Stated problem:
Search the material below for the string "exclusive" and extract each line that has it.

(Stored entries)
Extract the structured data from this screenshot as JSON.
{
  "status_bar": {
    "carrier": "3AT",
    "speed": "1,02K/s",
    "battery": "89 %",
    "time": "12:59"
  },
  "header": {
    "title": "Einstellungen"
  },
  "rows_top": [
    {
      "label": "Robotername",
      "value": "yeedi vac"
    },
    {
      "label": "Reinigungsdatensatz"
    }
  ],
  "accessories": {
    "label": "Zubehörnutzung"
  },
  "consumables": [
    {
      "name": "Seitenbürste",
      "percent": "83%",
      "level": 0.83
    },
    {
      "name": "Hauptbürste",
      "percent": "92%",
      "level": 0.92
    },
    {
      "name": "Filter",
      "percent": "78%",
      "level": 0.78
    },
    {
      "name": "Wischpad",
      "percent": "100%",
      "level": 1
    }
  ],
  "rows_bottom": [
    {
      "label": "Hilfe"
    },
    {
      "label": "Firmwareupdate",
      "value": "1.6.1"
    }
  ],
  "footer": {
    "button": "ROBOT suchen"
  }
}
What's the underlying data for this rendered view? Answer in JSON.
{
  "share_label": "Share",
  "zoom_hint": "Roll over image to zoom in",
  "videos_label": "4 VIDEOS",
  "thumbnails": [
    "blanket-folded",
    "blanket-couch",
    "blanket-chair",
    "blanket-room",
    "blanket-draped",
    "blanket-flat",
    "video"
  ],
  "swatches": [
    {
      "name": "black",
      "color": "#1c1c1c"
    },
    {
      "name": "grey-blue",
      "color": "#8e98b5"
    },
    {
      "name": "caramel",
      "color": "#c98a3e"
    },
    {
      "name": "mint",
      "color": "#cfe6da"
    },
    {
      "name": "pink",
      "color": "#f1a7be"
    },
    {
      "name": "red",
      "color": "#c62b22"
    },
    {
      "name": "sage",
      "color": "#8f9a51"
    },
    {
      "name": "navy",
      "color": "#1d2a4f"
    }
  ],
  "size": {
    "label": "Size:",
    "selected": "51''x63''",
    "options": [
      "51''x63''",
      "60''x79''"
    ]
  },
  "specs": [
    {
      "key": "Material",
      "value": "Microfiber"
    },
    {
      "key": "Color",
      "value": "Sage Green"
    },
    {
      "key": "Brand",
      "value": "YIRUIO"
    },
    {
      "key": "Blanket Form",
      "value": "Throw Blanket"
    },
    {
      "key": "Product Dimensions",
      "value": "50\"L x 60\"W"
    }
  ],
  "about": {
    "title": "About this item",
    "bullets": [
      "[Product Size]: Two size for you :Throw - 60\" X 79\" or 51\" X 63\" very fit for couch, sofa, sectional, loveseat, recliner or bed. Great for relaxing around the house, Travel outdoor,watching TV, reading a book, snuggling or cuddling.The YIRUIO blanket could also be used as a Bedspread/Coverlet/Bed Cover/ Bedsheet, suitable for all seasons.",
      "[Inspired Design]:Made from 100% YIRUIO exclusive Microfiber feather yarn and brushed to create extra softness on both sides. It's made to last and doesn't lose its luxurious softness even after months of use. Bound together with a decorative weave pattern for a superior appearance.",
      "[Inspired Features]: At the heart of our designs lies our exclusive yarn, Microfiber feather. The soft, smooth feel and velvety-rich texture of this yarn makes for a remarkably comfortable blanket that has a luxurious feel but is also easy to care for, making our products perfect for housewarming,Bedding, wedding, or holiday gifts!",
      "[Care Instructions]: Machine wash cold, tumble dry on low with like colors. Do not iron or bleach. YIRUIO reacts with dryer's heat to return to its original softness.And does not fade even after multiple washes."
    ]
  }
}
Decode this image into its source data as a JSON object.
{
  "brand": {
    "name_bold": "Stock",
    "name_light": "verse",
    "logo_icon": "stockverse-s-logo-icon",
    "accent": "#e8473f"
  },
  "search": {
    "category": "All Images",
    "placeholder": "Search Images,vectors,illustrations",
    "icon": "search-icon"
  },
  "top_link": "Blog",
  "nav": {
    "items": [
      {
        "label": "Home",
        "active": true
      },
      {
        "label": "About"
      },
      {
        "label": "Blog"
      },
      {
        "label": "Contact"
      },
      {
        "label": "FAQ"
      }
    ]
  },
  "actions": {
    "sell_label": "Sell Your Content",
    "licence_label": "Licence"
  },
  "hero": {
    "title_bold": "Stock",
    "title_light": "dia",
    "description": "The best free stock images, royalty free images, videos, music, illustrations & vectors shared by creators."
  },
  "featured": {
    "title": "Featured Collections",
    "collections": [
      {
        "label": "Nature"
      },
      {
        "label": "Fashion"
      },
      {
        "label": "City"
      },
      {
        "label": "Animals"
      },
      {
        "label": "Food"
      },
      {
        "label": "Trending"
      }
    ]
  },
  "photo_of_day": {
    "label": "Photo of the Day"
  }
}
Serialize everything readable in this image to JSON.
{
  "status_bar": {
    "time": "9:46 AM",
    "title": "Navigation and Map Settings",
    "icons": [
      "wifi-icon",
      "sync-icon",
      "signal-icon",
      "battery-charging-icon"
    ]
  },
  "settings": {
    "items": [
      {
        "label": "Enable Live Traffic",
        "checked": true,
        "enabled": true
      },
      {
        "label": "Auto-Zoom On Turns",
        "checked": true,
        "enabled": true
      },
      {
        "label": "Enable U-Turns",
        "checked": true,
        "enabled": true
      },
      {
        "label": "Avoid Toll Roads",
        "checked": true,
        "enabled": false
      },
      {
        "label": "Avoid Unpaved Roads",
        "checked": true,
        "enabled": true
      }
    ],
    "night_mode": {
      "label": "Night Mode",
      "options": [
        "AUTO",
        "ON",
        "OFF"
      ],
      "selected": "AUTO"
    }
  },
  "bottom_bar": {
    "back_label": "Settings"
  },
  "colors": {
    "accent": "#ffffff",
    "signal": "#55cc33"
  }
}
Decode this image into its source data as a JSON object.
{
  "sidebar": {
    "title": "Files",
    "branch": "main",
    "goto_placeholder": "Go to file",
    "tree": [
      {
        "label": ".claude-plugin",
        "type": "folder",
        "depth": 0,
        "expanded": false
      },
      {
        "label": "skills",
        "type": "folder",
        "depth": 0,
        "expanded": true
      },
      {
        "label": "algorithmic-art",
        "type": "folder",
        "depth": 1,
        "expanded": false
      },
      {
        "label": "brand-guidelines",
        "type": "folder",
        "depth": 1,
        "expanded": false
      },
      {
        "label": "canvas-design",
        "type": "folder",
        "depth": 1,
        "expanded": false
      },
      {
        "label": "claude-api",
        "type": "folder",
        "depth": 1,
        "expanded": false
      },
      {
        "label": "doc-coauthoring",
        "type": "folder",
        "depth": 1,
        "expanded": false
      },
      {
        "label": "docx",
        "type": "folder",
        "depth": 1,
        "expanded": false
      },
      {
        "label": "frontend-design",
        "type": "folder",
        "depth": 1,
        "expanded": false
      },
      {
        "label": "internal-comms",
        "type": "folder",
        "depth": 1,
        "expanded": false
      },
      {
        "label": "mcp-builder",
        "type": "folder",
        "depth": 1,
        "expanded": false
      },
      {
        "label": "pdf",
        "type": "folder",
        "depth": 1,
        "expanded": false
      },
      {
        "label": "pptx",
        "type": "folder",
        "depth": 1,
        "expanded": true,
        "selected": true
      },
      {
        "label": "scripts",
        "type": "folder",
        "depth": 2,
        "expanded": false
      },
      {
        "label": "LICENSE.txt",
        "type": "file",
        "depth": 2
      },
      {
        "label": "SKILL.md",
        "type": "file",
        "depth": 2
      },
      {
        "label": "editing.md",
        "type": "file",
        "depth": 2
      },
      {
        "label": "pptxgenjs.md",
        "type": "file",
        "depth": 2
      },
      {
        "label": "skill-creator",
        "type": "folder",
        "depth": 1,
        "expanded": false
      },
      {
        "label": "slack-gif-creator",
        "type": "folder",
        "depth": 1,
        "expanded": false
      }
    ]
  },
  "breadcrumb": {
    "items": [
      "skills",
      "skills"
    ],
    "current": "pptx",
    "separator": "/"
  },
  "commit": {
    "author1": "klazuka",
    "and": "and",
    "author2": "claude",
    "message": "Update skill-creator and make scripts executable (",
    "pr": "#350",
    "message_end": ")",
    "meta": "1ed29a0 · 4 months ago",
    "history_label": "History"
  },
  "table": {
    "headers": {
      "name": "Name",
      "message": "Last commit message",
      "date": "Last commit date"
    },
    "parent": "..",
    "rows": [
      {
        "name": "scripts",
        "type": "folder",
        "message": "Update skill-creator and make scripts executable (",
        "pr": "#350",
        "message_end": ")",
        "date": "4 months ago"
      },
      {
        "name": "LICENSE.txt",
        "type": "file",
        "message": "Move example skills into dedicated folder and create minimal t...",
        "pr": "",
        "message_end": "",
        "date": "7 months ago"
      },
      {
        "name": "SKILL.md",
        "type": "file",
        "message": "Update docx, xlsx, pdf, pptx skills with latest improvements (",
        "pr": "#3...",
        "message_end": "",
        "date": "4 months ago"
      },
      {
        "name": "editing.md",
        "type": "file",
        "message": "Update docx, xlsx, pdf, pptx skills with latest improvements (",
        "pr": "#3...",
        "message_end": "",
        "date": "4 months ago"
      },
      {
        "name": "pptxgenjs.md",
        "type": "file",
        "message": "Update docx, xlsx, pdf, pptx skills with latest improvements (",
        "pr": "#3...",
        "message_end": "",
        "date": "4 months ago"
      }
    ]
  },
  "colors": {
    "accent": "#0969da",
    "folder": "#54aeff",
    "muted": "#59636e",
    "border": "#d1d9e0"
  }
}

Output for this task:
      "[Inspired Design]:Made from 100% YIRUIO exclusive Microfiber feather yarn and brushed to create extra softness on both sides. It's made to last and doesn't lose its luxurious softness even after months of use. Bound together with a decorative weave pattern for a superior appearance.",
      "[Inspired Features]: At the heart of our designs lies our exclusive yarn, Microfiber feather. The soft, smooth feel and velvety-rich texture of this yarn makes for a remarkably comfortable blanket that has a luxurious feel but is also easy to care for, making our products perfect for housewarming,Bedding, wedding, or holiday gifts!",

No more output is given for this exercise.